• EXCERPTED PASSAGE
▶
Well, he’s up to old tricks again.
President Trump officially asked Congress on Tuesday to take back $15.4 billion in previously approved spending, which is the largest single request from the White House and also the first in almost two decades.
Congress gets 45 days to approve his request in a measure not subject to Senate filibuster.
The White House claims the clawback is aimed mostly at unobligated funds, like that leftover for defunct programs. Getting back unobligated funds won’t reduce the deficit. But some of the money being targeted will reduce expenditures.
“If enacted, these rescissions would decrease Federal outlays in the affected accounts by an estimated $3.0 billion,” wrote Mick Mulvaney, the White House Office of Management and Budget director, in a letter sent to the president about the request.
Democrats claim that some of those clawbacks in the proposal aren’t so innocent, like taking money out of the Children’s Health Insurance Program.
“These Republican rescissions show the hypocrisy of a GOP Congress that insists on tight budgets for children and families while handing enormous, unpaid-for giveaways to corporations and the wealthiest,” said House Minority Leader Nancy Pelosi (D-Calif.) on Monday night.
The Trump administration says the CHIP funds come from two accounts: one where the spending authorization already lapses, and one that has extra funds that aren’t expected to be spent.
“None of the CHIP programs that have just been reauthorized would be impacted in any way should this rescissions package pass,” Mulvaney said to reporters at the Capitol Tuesday.
The House caucus called the Republican Study Committee, which is the largest GOP House caucus, approved of the package and urged the Senate to pass it, where it’s getting skepticism from the Majority Leader Mitch McConnell (R-Ky.).
“Instead of making excuses for why keeping our promises is not possible, Mitch McConnell should make every effort to pass this package,” said the caucus in a resolution that was adopted by the steering committee.
◀
• LISTED ENTRIES
▶
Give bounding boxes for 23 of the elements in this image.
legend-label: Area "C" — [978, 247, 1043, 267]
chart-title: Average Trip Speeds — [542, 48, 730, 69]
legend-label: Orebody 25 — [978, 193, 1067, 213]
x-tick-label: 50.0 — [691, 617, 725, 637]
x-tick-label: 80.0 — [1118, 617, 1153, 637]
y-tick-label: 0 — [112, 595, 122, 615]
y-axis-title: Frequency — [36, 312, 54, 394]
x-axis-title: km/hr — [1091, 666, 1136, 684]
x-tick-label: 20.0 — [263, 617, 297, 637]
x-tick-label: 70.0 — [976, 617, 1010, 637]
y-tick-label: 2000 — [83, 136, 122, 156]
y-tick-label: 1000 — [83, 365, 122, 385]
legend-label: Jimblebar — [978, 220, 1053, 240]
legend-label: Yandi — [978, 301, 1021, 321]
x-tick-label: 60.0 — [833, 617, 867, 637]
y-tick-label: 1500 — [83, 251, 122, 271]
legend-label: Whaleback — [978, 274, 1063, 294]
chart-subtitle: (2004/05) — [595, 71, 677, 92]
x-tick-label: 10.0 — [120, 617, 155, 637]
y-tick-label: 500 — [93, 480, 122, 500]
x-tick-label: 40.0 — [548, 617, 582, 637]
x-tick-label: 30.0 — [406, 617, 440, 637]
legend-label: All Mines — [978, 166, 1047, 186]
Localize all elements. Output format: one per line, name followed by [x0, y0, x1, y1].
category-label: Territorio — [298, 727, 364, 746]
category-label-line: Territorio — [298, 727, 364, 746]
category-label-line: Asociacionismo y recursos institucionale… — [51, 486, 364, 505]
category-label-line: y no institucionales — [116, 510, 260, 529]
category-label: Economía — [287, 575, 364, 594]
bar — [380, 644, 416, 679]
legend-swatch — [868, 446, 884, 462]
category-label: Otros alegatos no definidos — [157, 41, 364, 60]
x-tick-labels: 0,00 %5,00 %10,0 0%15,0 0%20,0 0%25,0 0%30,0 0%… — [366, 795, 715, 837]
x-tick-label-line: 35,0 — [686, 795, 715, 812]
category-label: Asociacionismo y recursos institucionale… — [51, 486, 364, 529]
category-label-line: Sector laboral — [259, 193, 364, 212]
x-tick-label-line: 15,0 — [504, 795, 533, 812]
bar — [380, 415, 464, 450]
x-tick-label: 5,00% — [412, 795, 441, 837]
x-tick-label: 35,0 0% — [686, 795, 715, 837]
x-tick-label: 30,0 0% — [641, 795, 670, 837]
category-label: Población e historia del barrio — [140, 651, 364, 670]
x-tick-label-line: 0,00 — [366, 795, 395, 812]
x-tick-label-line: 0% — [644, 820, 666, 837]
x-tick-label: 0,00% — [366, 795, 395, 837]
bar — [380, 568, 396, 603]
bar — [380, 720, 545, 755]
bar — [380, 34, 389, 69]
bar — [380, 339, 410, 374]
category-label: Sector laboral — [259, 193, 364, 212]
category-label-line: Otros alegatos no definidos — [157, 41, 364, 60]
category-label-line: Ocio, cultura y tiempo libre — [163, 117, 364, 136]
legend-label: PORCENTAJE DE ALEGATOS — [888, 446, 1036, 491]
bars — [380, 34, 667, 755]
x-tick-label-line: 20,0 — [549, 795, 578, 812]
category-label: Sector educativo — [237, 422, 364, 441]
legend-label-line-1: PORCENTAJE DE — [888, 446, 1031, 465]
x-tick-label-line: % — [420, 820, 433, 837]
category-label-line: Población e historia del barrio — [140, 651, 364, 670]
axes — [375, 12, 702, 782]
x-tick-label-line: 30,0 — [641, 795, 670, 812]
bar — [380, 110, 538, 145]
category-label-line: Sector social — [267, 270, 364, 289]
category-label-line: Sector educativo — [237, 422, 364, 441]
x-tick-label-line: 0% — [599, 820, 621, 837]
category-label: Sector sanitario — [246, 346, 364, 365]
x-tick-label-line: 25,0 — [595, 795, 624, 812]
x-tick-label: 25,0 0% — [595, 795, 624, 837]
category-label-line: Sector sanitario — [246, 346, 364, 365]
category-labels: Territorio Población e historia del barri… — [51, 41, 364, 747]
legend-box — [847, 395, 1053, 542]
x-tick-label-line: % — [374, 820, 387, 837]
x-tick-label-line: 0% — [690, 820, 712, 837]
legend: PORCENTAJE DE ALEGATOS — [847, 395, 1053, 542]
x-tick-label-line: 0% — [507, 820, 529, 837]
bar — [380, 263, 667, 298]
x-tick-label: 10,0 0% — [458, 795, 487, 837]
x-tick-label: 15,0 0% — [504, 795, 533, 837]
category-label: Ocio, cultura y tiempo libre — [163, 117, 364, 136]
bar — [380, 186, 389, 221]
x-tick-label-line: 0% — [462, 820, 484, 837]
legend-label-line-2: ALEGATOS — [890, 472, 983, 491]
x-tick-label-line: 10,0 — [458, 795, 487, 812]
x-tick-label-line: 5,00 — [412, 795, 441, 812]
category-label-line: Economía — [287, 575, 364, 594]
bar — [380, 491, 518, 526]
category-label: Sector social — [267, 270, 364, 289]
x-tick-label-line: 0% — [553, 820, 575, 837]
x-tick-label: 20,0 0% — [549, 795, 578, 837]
◀
• THINGS TO DO
a - According to the article on President Trump's rescissions request, how many days does Congress have to approve it?
b - Summarize the article on President Trump's rescissions request in two sentences.
c - Continue the article on President Trump's rescissions request from the point where it ends.

• ANSWERS FOR THIS EXERCISE
a - 45 days.

b - President Trump asked Congress to take back $15.4 billion in previously approved spending, the largest single such request from the White House and the first in almost two decades, and budget director Mick Mulvaney estimated it would decrease outlays by about $3.0 billion. Democrats objected to cuts to the Children's Health Insurance Program, which the administration said would not affect the reauthorized CHIP programs, while the Republican Study Committee urged the Senate to pass the package despite skepticism from Majority Leader Mitch McConnell.

c -
But others are skeptical about the wisdom of clawing back the funds.
For instance, the $252 million which was originally appropriated to the 2014-2015 Ebola epidemic in West Africa will come out of USAID’s International Disaster Assistance Account, which is managed by our Office of Foreign Disaster Assistance. The money left is the unspent part of the $1.2 billion which Congress allocated to combat the epidemic overseas.
Jeremy Konyndyk, the former head of the Office of Foreign Disaster Assistance and served during the outbreak, explained that the money was intended to be an emergency fund for the next deadly disease outbreak somewhere in the world. Clawing a small amount back like that, Konyndyk stated in an interview, puts the world at a greater risk for an outbreak and won’t make a significant dent in either the debt or the deficit.
The cash “in effect had the potential to function as something we very, very badly need, which is a contingency fund for significant large-scale disease outbreak,” insisted Konyndyk, who is now a Center for Global Development senior fellow.
“In terms of substantive budget terms, it’s a rounding error, it makes barely a dent in the deficit,” he explained. “It’s an optics exercise to say that they are giving back some money, but it’s really foolish ultimately.”
Hopefully, the sane Democrats won’t allow Trump to get his way.